Directions:
Return the material word for word. Do not include pictures.

Record excerpts:

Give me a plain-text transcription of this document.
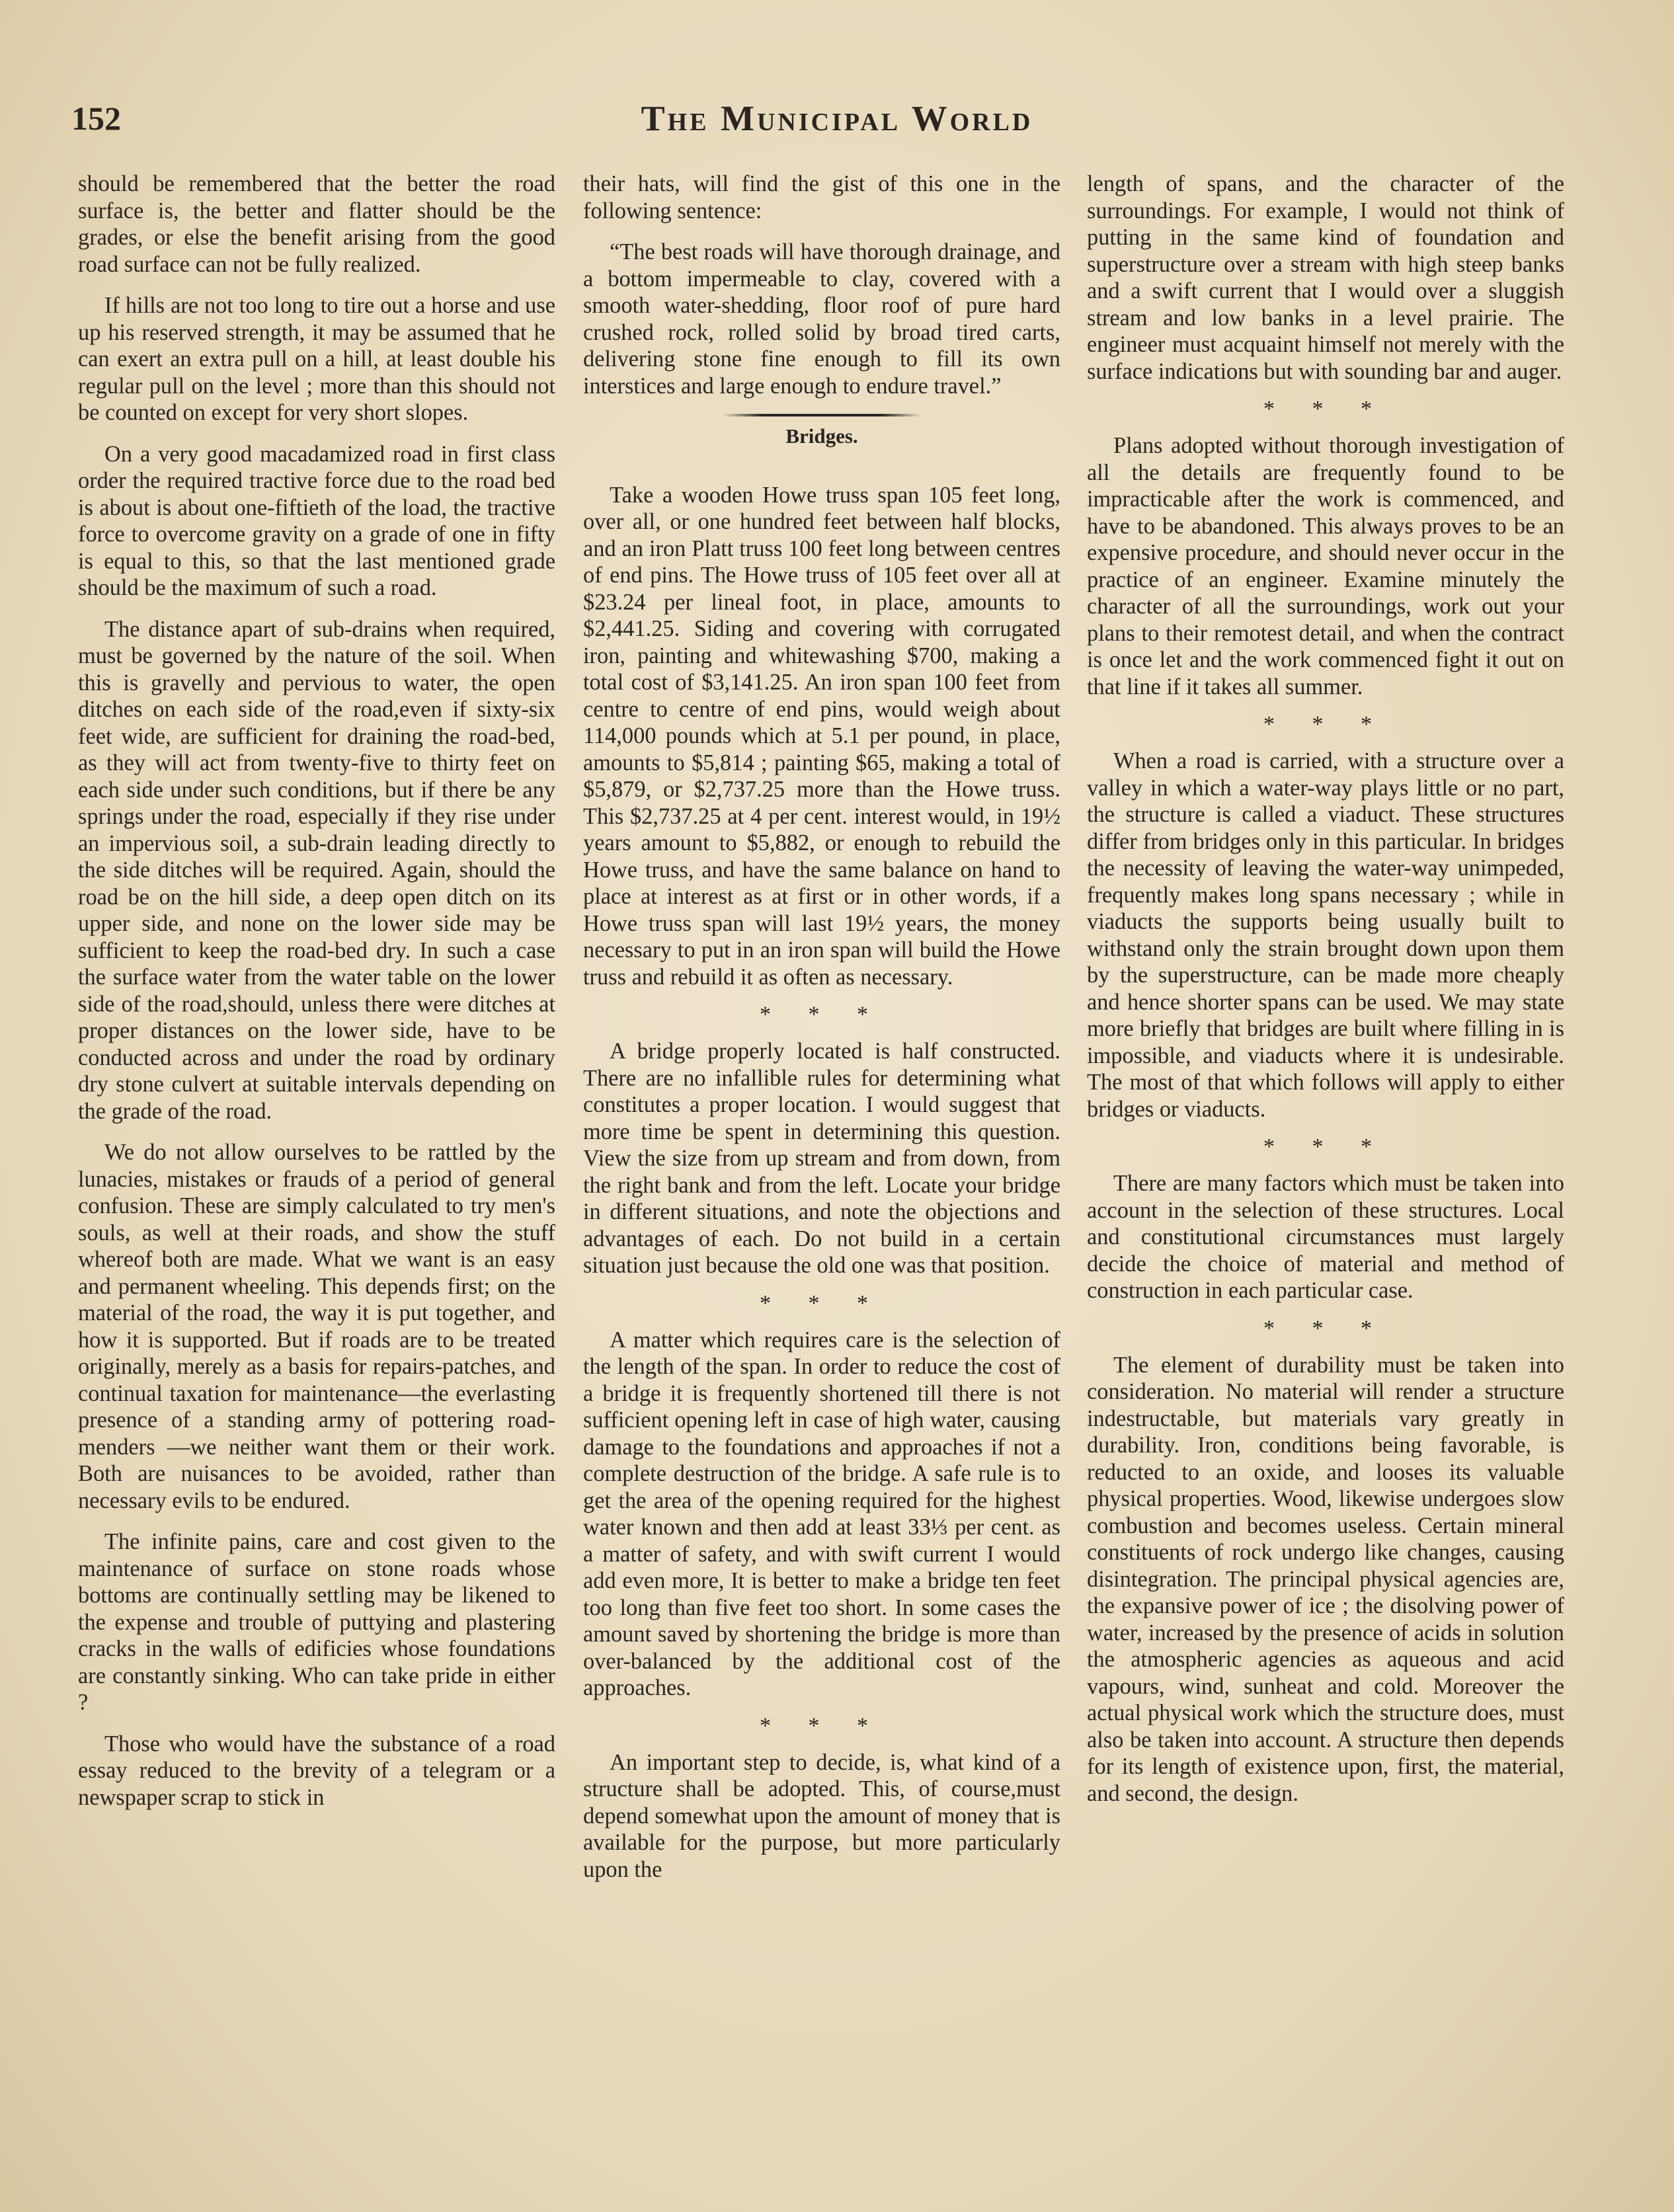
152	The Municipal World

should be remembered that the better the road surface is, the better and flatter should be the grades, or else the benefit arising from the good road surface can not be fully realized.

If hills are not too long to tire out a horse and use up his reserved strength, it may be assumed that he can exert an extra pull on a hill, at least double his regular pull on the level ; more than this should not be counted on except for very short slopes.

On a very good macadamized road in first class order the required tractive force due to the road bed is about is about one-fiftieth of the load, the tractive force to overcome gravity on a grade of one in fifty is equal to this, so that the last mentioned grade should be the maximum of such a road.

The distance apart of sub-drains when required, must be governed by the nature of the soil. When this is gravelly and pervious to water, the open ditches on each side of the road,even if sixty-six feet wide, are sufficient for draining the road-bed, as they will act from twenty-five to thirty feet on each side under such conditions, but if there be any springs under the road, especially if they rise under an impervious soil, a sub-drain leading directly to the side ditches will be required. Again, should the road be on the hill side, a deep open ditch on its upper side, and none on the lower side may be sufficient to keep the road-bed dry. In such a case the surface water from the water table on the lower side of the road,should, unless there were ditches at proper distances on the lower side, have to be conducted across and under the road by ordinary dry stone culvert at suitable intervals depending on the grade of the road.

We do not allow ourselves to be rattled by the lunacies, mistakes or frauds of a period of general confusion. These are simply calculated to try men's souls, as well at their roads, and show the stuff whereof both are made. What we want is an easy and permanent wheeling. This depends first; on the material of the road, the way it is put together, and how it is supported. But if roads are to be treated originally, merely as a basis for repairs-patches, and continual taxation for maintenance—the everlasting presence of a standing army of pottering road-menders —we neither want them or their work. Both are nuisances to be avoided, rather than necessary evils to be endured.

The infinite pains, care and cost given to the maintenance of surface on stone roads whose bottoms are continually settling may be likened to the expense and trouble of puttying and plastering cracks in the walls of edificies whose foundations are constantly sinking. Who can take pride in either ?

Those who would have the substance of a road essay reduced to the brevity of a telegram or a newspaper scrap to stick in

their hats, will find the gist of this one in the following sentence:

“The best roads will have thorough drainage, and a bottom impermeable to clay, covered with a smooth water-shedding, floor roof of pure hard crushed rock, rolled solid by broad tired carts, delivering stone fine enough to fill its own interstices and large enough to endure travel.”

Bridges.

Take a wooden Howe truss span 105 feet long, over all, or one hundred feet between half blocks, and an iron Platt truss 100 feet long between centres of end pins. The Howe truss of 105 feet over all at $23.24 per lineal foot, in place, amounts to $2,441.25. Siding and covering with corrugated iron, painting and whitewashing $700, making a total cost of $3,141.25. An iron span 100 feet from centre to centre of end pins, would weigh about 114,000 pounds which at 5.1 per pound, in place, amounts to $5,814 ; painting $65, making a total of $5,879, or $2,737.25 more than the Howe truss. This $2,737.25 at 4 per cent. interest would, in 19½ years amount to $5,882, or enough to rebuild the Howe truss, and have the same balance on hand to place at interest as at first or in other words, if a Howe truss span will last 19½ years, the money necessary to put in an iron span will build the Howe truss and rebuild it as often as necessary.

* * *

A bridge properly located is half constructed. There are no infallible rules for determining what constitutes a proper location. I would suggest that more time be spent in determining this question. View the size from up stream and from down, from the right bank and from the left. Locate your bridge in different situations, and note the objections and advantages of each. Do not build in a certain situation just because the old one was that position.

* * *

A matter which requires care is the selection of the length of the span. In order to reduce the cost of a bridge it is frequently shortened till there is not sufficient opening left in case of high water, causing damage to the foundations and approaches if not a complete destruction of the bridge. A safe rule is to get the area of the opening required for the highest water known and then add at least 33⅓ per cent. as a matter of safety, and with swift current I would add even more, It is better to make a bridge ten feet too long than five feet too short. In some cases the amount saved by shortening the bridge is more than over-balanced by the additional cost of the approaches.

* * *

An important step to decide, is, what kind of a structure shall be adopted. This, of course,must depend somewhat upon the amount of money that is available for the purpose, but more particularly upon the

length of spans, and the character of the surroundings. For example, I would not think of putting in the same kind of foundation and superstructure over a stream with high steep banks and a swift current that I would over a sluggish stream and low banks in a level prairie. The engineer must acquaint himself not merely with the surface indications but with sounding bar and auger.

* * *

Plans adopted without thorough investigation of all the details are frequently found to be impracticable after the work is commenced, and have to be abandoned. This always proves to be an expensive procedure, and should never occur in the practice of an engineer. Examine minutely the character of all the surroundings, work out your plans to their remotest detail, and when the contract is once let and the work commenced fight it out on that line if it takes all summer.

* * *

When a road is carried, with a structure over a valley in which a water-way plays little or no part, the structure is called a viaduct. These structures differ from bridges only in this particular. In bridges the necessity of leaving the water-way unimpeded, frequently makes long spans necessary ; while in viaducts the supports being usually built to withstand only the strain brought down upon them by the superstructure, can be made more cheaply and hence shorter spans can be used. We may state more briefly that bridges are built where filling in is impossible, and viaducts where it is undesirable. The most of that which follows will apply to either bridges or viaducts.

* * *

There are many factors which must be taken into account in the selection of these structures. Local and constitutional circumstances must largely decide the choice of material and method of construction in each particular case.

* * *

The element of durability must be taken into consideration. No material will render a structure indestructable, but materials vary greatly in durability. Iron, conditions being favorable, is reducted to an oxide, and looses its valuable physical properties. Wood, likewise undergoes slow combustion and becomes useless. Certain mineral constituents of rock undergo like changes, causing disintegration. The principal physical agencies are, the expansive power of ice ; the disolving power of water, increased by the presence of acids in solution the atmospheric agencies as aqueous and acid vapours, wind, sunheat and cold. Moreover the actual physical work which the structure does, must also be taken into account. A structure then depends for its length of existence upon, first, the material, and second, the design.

Final result:
Give me a plain-text transcription of this document.
152	The Municipal World

should be remembered that the better the road surface is, the better and flatter should be the grades, or else the benefit arising from the good road surface can not be fully realized.

If hills are not too long to tire out a horse and use up his reserved strength, it may be assumed that he can exert an extra pull on a hill, at least double his regular pull on the level ; more than this should not be counted on except for very short slopes.

On a very good macadamized road in first class order the required tractive force due to the road bed is about is about one-fiftieth of the load, the tractive force to overcome gravity on a grade of one in fifty is equal to this, so that the last mentioned grade should be the maximum of such a road.

The distance apart of sub-drains when required, must be governed by the nature of the soil. When this is gravelly and pervious to water, the open ditches on each side of the road,even if sixty-six feet wide, are sufficient for draining the road-bed, as they will act from twenty-five to thirty feet on each side under such conditions, but if there be any springs under the road, especially if they rise under an impervious soil, a sub-drain leading directly to the side ditches will be required. Again, should the road be on the hill side, a deep open ditch on its upper side, and none on the lower side may be sufficient to keep the road-bed dry. In such a case the surface water from the water table on the lower side of the road,should, unless there were ditches at proper distances on the lower side, have to be conducted across and under the road by ordinary dry stone culvert at suitable intervals depending on the grade of the road.

We do not allow ourselves to be rattled by the lunacies, mistakes or frauds of a period of general confusion. These are simply calculated to try men's souls, as well at their roads, and show the stuff whereof both are made. What we want is an easy and permanent wheeling. This depends first; on the material of the road, the way it is put together, and how it is supported. But if roads are to be treated originally, merely as a basis for repairs-patches, and continual taxation for maintenance—the everlasting presence of a standing army of pottering road-menders —we neither want them or their work. Both are nuisances to be avoided, rather than necessary evils to be endured.

The infinite pains, care and cost given to the maintenance of surface on stone roads whose bottoms are continually settling may be likened to the expense and trouble of puttying and plastering cracks in the walls of edificies whose foundations are constantly sinking. Who can take pride in either ?

Those who would have the substance of a road essay reduced to the brevity of a telegram or a newspaper scrap to stick in

their hats, will find the gist of this one in the following sentence:

“The best roads will have thorough drainage, and a bottom impermeable to clay, covered with a smooth water-shedding, floor roof of pure hard crushed rock, rolled solid by broad tired carts, delivering stone fine enough to fill its own interstices and large enough to endure travel.”

Bridges.

Take a wooden Howe truss span 105 feet long, over all, or one hundred feet between half blocks, and an iron Platt truss 100 feet long between centres of end pins. The Howe truss of 105 feet over all at $23.24 per lineal foot, in place, amounts to $2,441.25. Siding and covering with corrugated iron, painting and whitewashing $700, making a total cost of $3,141.25. An iron span 100 feet from centre to centre of end pins, would weigh about 114,000 pounds which at 5.1 per pound, in place, amounts to $5,814 ; painting $65, making a total of $5,879, or $2,737.25 more than the Howe truss. This $2,737.25 at 4 per cent. interest would, in 19½ years amount to $5,882, or enough to rebuild the Howe truss, and have the same balance on hand to place at interest as at first or in other words, if a Howe truss span will last 19½ years, the money necessary to put in an iron span will build the Howe truss and rebuild it as often as necessary.

* * *

A bridge properly located is half constructed. There are no infallible rules for determining what constitutes a proper location. I would suggest that more time be spent in determining this question. View the size from up stream and from down, from the right bank and from the left. Locate your bridge in different situations, and note the objections and advantages of each. Do not build in a certain situation just because the old one was that position.

* * *

A matter which requires care is the selection of the length of the span. In order to reduce the cost of a bridge it is frequently shortened till there is not sufficient opening left in case of high water, causing damage to the foundations and approaches if not a complete destruction of the bridge. A safe rule is to get the area of the opening required for the highest water known and then add at least 33⅓ per cent. as a matter of safety, and with swift current I would add even more, It is better to make a bridge ten feet too long than five feet too short. In some cases the amount saved by shortening the bridge is more than over-balanced by the additional cost of the approaches.

* * *

An important step to decide, is, what kind of a structure shall be adopted. This, of course,must depend somewhat upon the amount of money that is available for the purpose, but more particularly upon the

length of spans, and the character of the surroundings. For example, I would not think of putting in the same kind of foundation and superstructure over a stream with high steep banks and a swift current that I would over a sluggish stream and low banks in a level prairie. The engineer must acquaint himself not merely with the surface indications but with sounding bar and auger.

* * *

Plans adopted without thorough investigation of all the details are frequently found to be impracticable after the work is commenced, and have to be abandoned. This always proves to be an expensive procedure, and should never occur in the practice of an engineer. Examine minutely the character of all the surroundings, work out your plans to their remotest detail, and when the contract is once let and the work commenced fight it out on that line if it takes all summer.

* * *

When a road is carried, with a structure over a valley in which a water-way plays little or no part, the structure is called a viaduct. These structures differ from bridges only in this particular. In bridges the necessity of leaving the water-way unimpeded, frequently makes long spans necessary ; while in viaducts the supports being usually built to withstand only the strain brought down upon them by the superstructure, can be made more cheaply and hence shorter spans can be used. We may state more briefly that bridges are built where filling in is impossible, and viaducts where it is undesirable. The most of that which follows will apply to either bridges or viaducts.

* * *

There are many factors which must be taken into account in the selection of these structures. Local and constitutional circumstances must largely decide the choice of material and method of construction in each particular case.

* * *

The element of durability must be taken into consideration. No material will render a structure indestructable, but materials vary greatly in durability. Iron, conditions being favorable, is reducted to an oxide, and looses its valuable physical properties. Wood, likewise undergoes slow combustion and becomes useless. Certain mineral constituents of rock undergo like changes, causing disintegration. The principal physical agencies are, the expansive power of ice ; the disolving power of water, increased by the presence of acids in solution the atmospheric agencies as aqueous and acid vapours, wind, sunheat and cold. Moreover the actual physical work which the structure does, must also be taken into account. A structure then depends for its length of existence upon, first, the material, and second, the design.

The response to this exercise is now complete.